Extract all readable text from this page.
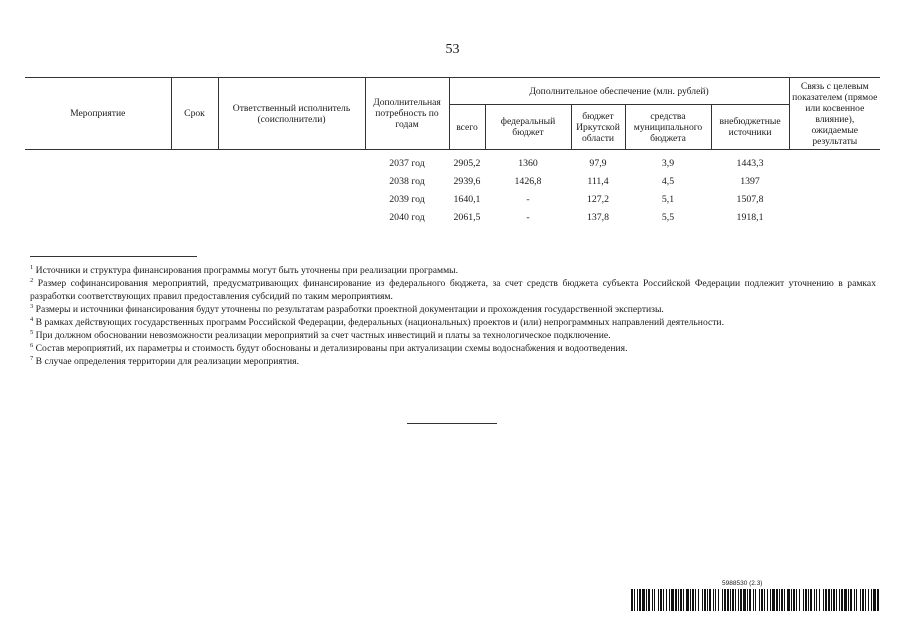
53
Мероприятие	Срок	Ответственный исполнитель (соисполнители)	Дополнительная потребность по годам	Дополнительное обеспечение (млн. рублей)					Связь с целевым показателем (прямое или косвенное влияние), ожидаемые результаты
				всего	федеральный бюджет	бюджет Иркутской области	средства муниципального бюджета	внебюджетные источники	

			2037 год	2905,2	1360	97,9	3,9	1443,3	
			2038 год	2939,6	1426,8	111,4	4,5	1397	
			2039 год	1640,1	-	127,2	5,1	1507,8	
			2040 год	2061,5	-	137,8	5,5	1918,1	

$^1$ Источники и структура финансирования программы могут быть уточнены при реализации программы.

$^2$ Размер софинансирования мероприятий, предусматривающих финансирование из федерального бюджета, за счет средств бюджета субъекта Российской Федерации подлежит уточнению в рамках разработки соответствующих правил предоставления субсидий по таким мероприятиям.

$^3$ Размеры и источники финансирования будут уточнены по результатам разработки проектной документации и прохождения государственной экспертизы.

$^4$ В рамках действующих государственных программ Российской Федерации, федеральных (национальных) проектов и (или) непрограммных направлений деятельности.

$^5$ При должном обосновании невозможности реализации мероприятий за счет частных инвестиций и платы за технологическое подключение.

$^6$ Состав мероприятий, их параметры и стоимость будут обоснованы и детализированы при актуализации схемы водоснабжения и водоотведения.

$^7$ В случае определения территории для реализации мероприятия.

5988530 (2.3)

*Directions for this task*.
Identify all lines in the records above with the word "реализации".

*Output for this task*.
$^1$ Источники и структура финансирования программы могут быть уточнены при реализации программы.
$^5$ При должном обосновании невозможности реализации мероприятий за счет частных инвестиций и платы за технологическое подключение.
$^7$ В случае определения территории для реализации мероприятия.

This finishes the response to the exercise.